══ Reading passage

Given a task graph G = (T, A) for a target machine consisting of m processors, a schedule is a function f that maps each task to a processor at a specific starting time. A schedule f(v) = (i, t), indicates that a task v ∈ T is scheduled to be processed by processor p i starting at time = t units. No two tasks can have equal scheduling function. If v < u, where v, u ∈ T and f(v) = (i, t 1), f(u) = (j, t 2), then t 1 < t 2. A schedule is considered feasible if it preserves all task precedence relations and communication restrictions. A Gantt chart is used to represent a schedule with task start and finishing times [1]. An example of a system that takes as input the task graph and the target machine representation, and gives out a Gantt chart representing the schedule as an output is illustrated in Fig. 4.

Fig. 4
figure 4

A Gantt chart representing a schedule for the task graph shown in Fig. 3 on a machine with two processors P 0 and P 1. The shaded area represents the waiting time for each processor based on the task communication delays, assuming the tasks are initially located at processor P 1

Performance Measures

The primary goal for scheduling in parallel and distributed computing systems is to achieve load balancing and to minimize the overall application execution time. The performance measure used to achieve this goal is the parallel execution time. The scheduling objective then is to minimize the parallel execution time for minimizing the overall completion time of an application. This, in turn, requires the minimization of the overall schedule length. Given a task graph G = (T, A), the length of a schedule is the maximum finishing time of any task belonging to G. Formally [1],

$$\displaystyle \begin{aligned} \begin{gathered} length(f) = t_{max},\ \text{where}\ t_{max} = max\{t + T_{ij}\}\ \text{and}\ f(i) = (j,t)\ \\ \forall i \in T, 1 \leq j \leq m \end{gathered} \end{aligned} $$
(3)

════
══ Information supplied

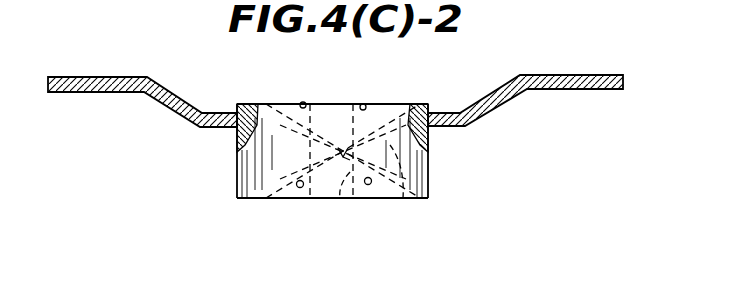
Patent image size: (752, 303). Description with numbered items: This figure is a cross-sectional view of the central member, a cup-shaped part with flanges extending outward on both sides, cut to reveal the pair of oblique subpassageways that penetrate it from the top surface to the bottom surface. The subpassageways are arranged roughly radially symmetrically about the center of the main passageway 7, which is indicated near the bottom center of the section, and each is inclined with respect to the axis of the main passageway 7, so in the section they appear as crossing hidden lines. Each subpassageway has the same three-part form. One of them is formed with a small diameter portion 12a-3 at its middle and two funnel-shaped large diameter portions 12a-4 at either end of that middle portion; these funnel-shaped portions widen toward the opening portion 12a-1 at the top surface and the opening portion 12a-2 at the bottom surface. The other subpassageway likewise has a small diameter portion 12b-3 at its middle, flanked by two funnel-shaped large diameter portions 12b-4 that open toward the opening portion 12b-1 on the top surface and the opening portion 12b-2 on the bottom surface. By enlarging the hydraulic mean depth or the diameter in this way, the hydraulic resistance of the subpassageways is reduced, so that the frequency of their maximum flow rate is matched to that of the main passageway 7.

The opening portion 12a-1 is at (390, 104).
The opening portion 12a-2 is at (279, 198).
The small diameter portion 12a-3 is at (343, 157).
The funnel-shaped large diameter portion 12a-4 is at (358, 103).
The opening portion 12b-1 is at (280, 104).
The opening portion 12b-2 is at (397, 199).
The small diameter portion 12b-3 is at (343, 157).
The funnel-shaped large diameter portion 12b-4 is at (302, 103).
The main passageway 7 is at (344, 198).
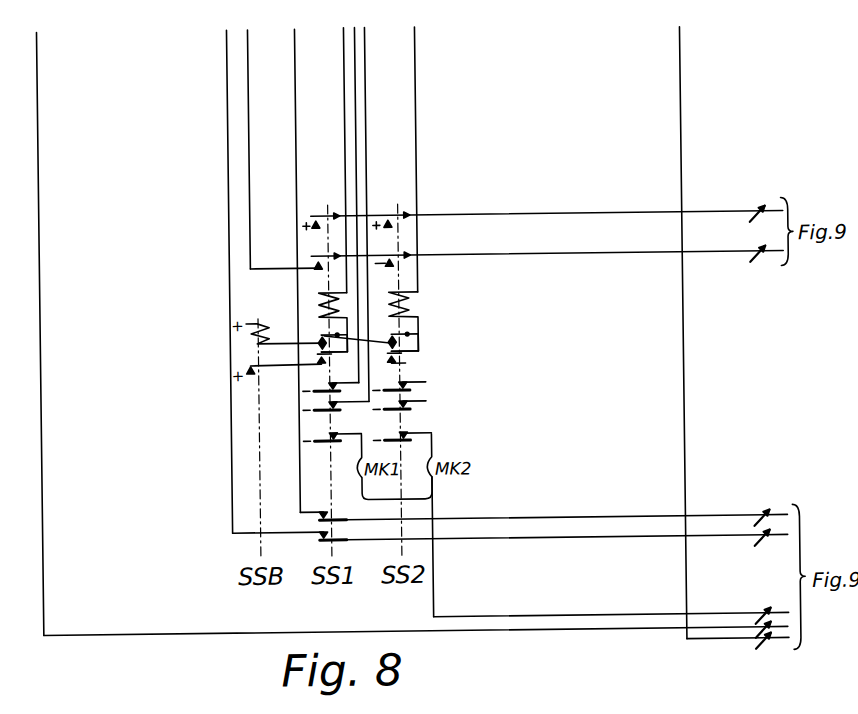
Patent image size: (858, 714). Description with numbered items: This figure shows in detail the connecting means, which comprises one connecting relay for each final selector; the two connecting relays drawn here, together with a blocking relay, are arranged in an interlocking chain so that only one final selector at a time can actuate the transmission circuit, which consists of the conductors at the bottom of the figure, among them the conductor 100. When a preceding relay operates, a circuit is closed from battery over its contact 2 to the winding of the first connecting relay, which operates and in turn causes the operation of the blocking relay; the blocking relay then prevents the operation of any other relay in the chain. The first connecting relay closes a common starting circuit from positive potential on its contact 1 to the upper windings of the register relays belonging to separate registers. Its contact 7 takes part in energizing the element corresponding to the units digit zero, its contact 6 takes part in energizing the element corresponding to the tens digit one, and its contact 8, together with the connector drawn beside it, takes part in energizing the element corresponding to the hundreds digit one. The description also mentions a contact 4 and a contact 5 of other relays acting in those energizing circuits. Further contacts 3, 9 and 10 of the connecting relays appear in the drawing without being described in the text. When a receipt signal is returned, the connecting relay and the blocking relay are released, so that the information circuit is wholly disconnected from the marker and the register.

The contact 1 of relay SS1 1 is at (543, 215).
The contact 2 is at (516, 256).
The contact 3 of selector switch relay 3 is at (364, 337).
The contact 4 is at (369, 344).
The contact 5 is at (355, 356).
The contact 6 of relay SS1 6 is at (364, 383).
The contact 7 of relay SS1 7 is at (364, 401).
The contact 8 of relay SS1 8 is at (367, 432).
The contact 9 (output line to Fig. 9) 9 is at (543, 510).
The contact 10 (output line to Fig. 9) 10 is at (510, 530).
The common line 100 to Fig. 9 100 is at (610, 605).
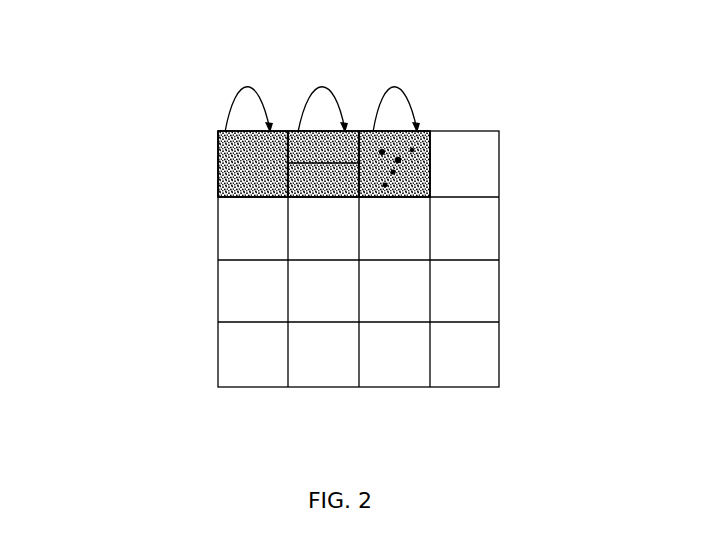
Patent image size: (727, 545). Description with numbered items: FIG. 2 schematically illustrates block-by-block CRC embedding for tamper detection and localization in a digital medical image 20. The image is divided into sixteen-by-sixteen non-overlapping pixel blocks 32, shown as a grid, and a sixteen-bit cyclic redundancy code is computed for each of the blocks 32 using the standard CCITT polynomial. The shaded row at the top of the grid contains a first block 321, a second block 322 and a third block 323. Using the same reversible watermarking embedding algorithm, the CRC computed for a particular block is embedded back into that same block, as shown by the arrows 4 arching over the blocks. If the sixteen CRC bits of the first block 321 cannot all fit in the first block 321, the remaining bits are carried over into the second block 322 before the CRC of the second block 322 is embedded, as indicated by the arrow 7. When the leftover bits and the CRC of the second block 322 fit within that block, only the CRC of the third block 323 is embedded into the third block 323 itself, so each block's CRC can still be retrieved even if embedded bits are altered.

The digital medical image 20 is at (586, 195).
The non-overlapping pixel blocks 32 is at (318, 183).
The first block 321 is at (226, 151).
The second block 322 is at (350, 138).
The third block 323 is at (404, 169).
The arrow 7 is at (340, 163).
The arrows 4 is at (320, 90).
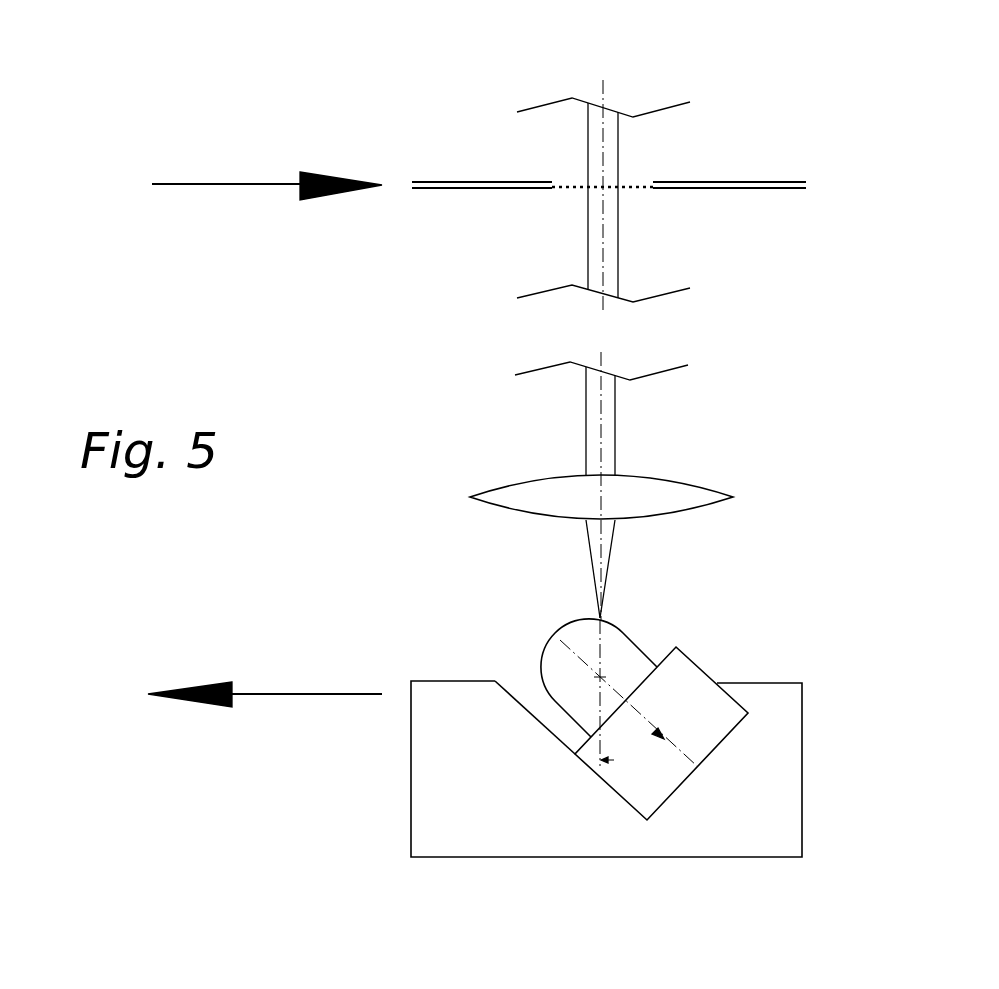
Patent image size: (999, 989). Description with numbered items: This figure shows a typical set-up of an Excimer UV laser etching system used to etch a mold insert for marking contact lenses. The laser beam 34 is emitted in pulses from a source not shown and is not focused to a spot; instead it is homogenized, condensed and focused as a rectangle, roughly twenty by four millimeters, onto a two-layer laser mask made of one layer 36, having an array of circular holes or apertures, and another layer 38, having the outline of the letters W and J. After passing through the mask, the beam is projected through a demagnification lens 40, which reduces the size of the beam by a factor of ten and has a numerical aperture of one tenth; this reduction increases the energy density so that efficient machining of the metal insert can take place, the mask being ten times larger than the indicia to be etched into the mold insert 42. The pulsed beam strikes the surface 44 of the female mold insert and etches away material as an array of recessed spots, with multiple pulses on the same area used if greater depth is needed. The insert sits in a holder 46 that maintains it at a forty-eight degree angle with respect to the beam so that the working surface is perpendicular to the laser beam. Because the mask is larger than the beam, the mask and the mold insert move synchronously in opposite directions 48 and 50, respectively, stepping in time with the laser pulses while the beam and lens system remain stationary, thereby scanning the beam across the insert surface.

The laser beam 34 is at (610, 115).
The mask layer 36 is at (816, 191).
The mask layer 38 is at (816, 181).
The demagnification lens 40 is at (758, 498).
The mold insert 42 is at (702, 645).
The surface of the mold insert 44 is at (607, 615).
The holder 46 is at (813, 732).
The direction of mask movement 48 is at (228, 185).
The direction of mold insert movement 50 is at (288, 694).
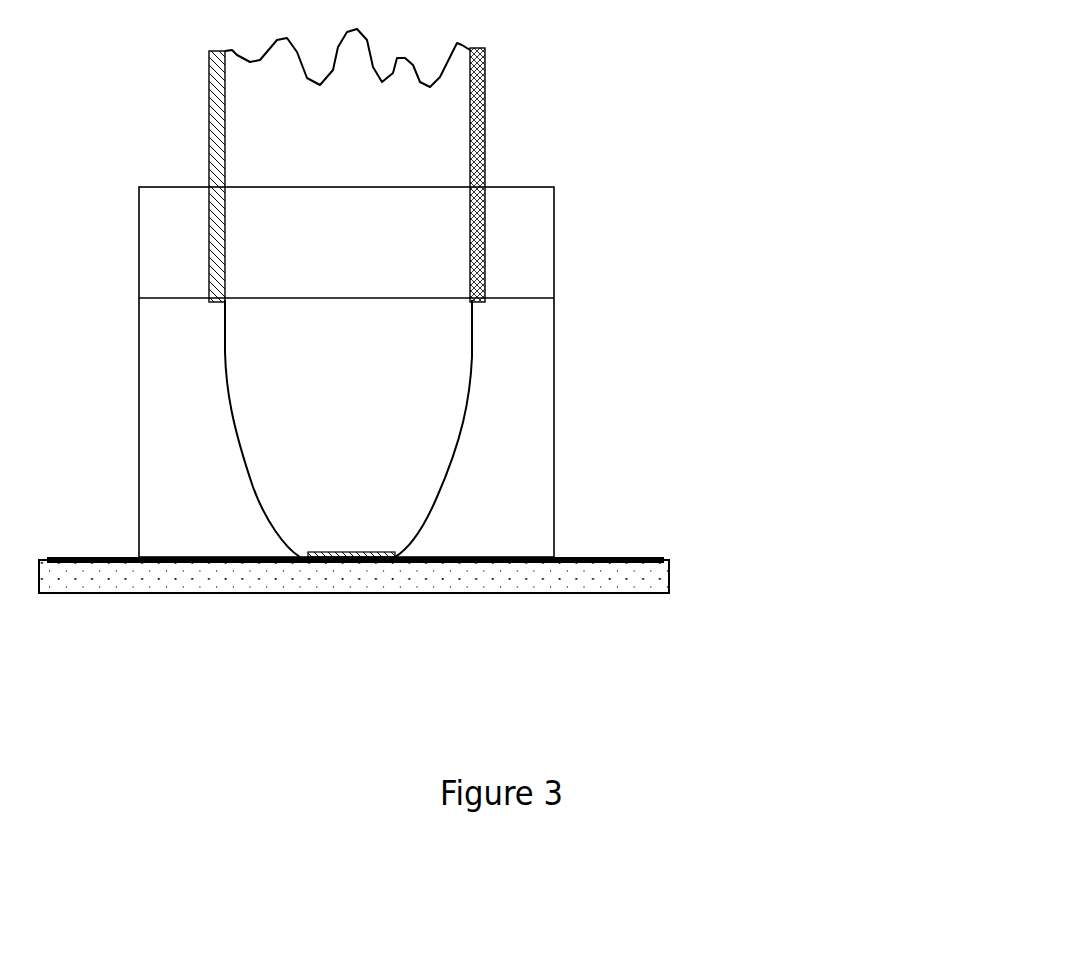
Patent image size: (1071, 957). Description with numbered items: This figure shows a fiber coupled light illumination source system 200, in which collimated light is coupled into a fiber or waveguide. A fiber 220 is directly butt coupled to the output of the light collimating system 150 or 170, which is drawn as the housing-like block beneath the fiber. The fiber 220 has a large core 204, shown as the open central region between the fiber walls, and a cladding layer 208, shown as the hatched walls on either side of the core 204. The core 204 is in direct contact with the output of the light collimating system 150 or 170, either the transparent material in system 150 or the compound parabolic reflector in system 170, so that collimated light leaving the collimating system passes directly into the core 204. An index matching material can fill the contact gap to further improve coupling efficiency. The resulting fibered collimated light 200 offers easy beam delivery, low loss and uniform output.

The fiber coupled light illumination source system 200 is at (717, 103).
The fiber 220 is at (485, 93).
The cladding layer 208 is at (485, 132).
The core 204 is at (445, 177).
The light collimating system 150 is at (540, 427).
The light collimating system 170 is at (477, 372).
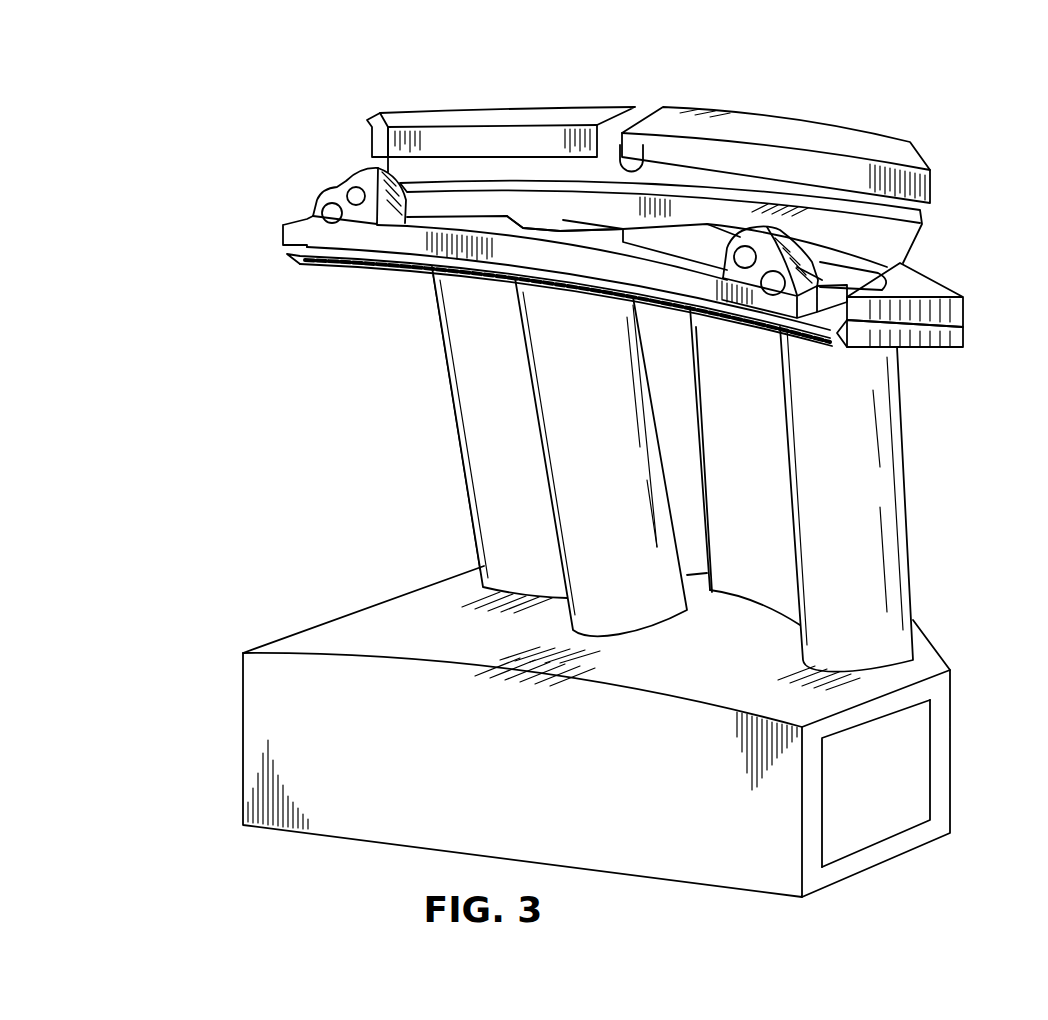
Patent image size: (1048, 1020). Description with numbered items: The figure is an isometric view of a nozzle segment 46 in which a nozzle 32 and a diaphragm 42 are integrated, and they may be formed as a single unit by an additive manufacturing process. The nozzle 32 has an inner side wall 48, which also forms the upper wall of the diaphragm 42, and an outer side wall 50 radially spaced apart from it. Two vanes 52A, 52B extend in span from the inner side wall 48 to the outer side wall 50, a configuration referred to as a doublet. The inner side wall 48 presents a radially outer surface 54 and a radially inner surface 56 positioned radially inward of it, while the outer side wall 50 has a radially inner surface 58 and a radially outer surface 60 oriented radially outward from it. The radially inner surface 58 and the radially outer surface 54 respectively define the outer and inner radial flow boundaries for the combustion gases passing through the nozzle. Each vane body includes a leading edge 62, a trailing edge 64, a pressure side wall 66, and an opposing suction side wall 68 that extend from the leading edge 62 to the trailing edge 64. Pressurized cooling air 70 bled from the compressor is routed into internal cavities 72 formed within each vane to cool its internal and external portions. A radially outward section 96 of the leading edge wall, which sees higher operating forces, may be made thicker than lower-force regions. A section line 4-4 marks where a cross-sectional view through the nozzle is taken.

The diaphragm 42 is at (230, 731).
The nozzle segment 46 is at (393, 78).
The nozzle 32 is at (316, 183).
The outer side wall 50 is at (290, 236).
The radially inner surface 58 is at (352, 269).
The radially outer surface 60 is at (910, 282).
The cooling air 70 is at (559, 210).
The internal cavities 72 is at (519, 196).
The vane 52A is at (444, 391).
The vane 52B is at (912, 470).
The radially outer surface 54 is at (342, 638).
The inner side wall 48 is at (932, 688).
The radially inner surface 56 is at (884, 716).
The radially outward section 96 is at (906, 810).
The leading edge 62 is at (630, 535).
The trailing edge 64 is at (455, 428).
The pressure side wall 66 is at (515, 440).
The suction side wall 68 is at (630, 345).
The section line 4- 4 is at (430, 338).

════

● To do
**a.** In the scheduling passage, rewrite the stretch from "Given a task graph G = (T, A) for" through "illustrated in Fig. 4.", changing "Gantt chart" to "timing diagram" each time it occurs.
**b.** Select every line of the rows that contains the string "light", matching case exactly.

● Outputs in order
**a.**
Given a task graph G = (T, A) for a target machine consisting of m processors, a schedule is a function f that maps each task to a processor at a specific starting time. A schedule f(v) = (i, t), indicates that a task v ∈ T is scheduled to be processed by processor p i starting at time = t units. No two tasks can have equal scheduling function. If v < u, where v, u ∈ T and f(v) = (i, t 1), f(u) = (j, t 2), then t 1 < t 2. A schedule is considered feasible if it preserves all task precedence relations and communication restrictions. A timing diagram is used to represent a schedule with task start and finishing times [1]. An example of a system that takes as input the task graph and the target machine representation, and gives out a timing diagram representing the schedule as an output is illustrated in Fig. 4.

**b.**
Patent image size: (1071, 957). Description with numbered items: This figure shows a fiber coupled light illumination source system 200, in which collimated light is coupled into a fiber or waveguide. A fiber 220 is directly butt coupled to the output of the light collimating system 150 or 170, which is drawn as the housing-like block beneath the fiber. The fiber 220 has a large core 204, shown as the open central region between the fiber walls, and a cladding layer 208, shown as the hatched walls on either side of the core 204. The core 204 is in direct contact with the output of the light collimating system 150 or 170, either the transparent material in system 150 or the compound parabolic reflector in system 170, so that collimated light leaving the collimating system passes directly into the core 204. An index matching material can fill the contact gap to further improve coupling efficiency. The resulting fibered collimated light 200 offers easy beam delivery, low loss and uniform output.
The fiber coupled light illumination source system 200 is at (717, 103).
The light collimating system 150 is at (540, 427).
The light collimating system 170 is at (477, 372).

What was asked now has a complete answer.